SET PROBLEM: Every line that holds the string "vrstevník" is to be identified and copied.

Dataset items
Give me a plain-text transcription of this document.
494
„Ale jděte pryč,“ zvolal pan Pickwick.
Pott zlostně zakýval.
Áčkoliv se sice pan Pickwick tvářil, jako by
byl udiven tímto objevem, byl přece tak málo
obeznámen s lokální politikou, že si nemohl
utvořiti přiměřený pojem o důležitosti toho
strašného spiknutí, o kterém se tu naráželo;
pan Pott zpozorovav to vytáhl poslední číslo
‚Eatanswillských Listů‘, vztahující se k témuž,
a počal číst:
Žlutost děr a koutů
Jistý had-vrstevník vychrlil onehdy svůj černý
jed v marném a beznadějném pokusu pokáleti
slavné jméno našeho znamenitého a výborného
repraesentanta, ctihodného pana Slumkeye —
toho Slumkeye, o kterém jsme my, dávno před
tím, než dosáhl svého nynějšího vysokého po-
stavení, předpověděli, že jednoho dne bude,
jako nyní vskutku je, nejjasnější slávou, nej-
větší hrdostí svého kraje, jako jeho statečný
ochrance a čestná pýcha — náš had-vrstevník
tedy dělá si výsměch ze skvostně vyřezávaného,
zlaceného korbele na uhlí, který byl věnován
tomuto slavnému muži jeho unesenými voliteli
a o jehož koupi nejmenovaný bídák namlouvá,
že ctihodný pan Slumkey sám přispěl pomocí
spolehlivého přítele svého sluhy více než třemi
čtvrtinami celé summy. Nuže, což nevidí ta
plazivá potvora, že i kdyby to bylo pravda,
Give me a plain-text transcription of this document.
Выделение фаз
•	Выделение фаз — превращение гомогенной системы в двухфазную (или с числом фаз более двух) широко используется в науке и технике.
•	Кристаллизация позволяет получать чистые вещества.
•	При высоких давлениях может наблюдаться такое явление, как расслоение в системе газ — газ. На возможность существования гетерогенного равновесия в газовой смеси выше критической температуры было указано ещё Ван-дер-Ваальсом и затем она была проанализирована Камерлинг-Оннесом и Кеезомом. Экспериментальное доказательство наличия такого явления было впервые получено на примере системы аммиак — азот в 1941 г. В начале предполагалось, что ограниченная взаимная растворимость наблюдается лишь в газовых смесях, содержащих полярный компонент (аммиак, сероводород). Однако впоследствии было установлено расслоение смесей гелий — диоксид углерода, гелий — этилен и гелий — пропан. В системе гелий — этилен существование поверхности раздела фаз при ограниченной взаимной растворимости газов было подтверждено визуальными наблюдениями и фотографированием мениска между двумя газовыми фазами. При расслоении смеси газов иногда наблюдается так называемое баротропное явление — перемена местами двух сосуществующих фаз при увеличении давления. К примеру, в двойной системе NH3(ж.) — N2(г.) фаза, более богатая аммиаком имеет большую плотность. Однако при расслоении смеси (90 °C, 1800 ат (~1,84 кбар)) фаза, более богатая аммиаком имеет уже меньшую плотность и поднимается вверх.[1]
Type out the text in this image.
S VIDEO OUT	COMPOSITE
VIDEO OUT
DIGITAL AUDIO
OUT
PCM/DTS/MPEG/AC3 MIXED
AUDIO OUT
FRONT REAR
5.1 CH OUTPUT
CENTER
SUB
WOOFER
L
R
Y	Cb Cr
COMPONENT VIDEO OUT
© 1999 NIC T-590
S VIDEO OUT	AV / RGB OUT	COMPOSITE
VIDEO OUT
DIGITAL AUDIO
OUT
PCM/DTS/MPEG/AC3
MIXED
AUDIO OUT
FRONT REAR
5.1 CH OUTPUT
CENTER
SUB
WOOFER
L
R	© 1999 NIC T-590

WORKED SOLUTION:
Jistý had-vrstevník vychrlil onehdy svůj černý
ochrance a čestná pýcha — náš had-vrstevník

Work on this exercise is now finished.